### DATA

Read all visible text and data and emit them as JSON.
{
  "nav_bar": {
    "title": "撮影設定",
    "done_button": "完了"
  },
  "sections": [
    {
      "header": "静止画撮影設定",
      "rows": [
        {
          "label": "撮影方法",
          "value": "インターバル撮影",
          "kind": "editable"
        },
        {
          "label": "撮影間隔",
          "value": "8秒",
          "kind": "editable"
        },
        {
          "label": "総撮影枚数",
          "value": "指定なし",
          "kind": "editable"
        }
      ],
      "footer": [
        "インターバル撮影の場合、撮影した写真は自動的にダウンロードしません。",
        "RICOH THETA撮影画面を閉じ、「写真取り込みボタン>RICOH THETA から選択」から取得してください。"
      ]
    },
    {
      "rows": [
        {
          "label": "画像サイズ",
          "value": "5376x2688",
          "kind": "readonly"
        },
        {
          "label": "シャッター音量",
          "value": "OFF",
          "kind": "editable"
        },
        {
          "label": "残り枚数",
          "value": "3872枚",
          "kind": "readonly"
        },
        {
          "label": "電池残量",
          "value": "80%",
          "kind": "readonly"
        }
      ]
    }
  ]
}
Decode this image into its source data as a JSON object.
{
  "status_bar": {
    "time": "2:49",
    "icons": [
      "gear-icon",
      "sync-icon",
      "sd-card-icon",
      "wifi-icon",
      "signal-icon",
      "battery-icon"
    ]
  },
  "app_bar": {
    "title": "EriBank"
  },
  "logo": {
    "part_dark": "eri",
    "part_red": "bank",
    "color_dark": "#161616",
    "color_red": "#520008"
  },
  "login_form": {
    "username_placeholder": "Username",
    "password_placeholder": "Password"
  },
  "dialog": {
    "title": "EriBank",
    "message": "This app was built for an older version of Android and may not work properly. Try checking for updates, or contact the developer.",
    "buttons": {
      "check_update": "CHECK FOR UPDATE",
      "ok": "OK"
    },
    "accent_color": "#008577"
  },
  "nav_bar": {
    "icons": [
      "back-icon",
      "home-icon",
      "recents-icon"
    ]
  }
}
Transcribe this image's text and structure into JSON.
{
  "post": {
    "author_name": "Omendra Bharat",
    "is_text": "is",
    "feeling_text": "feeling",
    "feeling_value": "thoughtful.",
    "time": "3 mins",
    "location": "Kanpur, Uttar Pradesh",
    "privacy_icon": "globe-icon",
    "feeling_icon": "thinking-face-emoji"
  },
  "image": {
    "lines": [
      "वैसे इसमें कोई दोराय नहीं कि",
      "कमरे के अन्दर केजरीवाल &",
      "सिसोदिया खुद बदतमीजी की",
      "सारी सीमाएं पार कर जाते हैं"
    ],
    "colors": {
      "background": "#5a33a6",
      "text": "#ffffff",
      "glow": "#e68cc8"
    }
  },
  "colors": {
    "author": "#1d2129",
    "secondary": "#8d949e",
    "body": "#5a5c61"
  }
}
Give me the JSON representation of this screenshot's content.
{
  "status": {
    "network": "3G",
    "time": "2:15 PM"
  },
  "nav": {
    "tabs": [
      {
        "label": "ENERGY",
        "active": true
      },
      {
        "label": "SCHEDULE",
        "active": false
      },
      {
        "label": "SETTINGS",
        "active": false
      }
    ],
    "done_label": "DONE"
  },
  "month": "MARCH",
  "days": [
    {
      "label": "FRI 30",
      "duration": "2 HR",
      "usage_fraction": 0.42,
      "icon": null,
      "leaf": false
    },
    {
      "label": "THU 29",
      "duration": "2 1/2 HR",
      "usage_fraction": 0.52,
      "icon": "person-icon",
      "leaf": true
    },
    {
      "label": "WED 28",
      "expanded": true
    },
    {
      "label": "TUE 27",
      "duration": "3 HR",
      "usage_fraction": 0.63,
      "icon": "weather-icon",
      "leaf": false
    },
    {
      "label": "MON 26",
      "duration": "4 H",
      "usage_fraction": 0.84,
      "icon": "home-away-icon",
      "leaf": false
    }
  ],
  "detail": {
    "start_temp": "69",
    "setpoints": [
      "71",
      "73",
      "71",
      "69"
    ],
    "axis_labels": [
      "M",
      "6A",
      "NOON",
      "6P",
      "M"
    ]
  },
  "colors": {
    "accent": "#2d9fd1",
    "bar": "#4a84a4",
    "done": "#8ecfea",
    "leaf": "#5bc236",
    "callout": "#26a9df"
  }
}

### YOUR INSTRUCTIONS
Using the material above, gather every line that includes "duration".

### OUTPUT FOR THIS EXERCISE
      "duration": "2 HR",
      "duration": "2 1/2 HR",
      "duration": "3 HR",
      "duration": "4 H",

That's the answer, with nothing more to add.